>> Begin Dataset content

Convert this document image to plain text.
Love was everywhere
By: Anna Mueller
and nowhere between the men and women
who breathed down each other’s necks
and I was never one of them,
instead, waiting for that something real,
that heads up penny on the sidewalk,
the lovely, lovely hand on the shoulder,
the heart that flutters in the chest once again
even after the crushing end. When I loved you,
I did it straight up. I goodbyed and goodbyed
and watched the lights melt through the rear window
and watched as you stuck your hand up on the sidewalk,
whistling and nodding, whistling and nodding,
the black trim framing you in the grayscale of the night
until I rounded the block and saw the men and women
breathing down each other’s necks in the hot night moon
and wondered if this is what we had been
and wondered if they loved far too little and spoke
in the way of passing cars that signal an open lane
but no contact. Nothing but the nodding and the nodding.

>> End Dataset content
>> Begin Dataset content

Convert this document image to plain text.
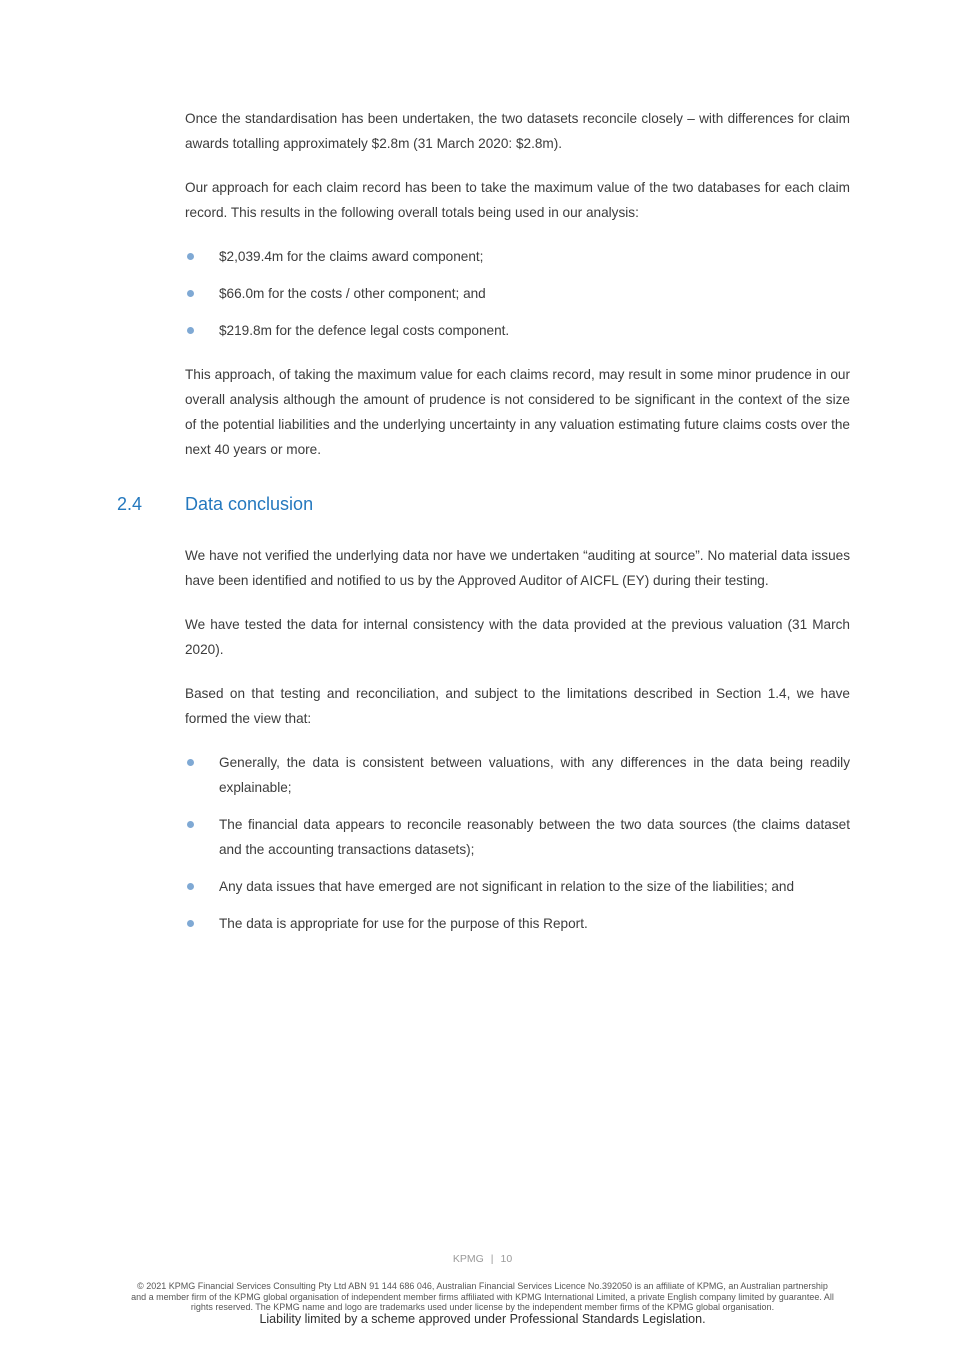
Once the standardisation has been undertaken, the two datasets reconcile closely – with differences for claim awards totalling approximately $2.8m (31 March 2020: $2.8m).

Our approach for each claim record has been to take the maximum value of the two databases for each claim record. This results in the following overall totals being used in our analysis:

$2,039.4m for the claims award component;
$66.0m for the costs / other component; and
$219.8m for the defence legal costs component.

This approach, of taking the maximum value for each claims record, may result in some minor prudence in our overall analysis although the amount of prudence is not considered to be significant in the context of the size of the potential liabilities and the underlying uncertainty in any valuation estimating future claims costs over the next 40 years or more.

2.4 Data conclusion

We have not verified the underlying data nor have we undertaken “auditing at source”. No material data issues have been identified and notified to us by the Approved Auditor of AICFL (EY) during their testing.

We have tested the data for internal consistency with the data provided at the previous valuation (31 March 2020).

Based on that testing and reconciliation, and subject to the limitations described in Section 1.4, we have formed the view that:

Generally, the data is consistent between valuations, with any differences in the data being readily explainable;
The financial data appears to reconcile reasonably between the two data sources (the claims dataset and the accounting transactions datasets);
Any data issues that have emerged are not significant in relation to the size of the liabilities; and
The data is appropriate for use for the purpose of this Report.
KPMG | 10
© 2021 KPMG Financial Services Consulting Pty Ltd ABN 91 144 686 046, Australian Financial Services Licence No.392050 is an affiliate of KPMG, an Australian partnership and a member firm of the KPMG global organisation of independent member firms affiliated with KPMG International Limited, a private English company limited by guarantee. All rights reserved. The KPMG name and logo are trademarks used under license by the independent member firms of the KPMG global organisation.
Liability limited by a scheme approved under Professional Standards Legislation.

>> End Dataset content

| What you will do |
Search the records for the word "KPMG". Copy every line that has it.

| Problem solution |
KPMG | 10
© 2021 KPMG Financial Services Consulting Pty Ltd ABN 91 144 686 046, Australian Financial Services Licence No.392050 is an affiliate of KPMG, an Australian partnership and a member firm of the KPMG global organisation of independent member firms affiliated with KPMG International Limited, a private English company limited by guarantee. All rights reserved. The KPMG name and logo are trademarks used under license by the independent member firms of the KPMG global organisation.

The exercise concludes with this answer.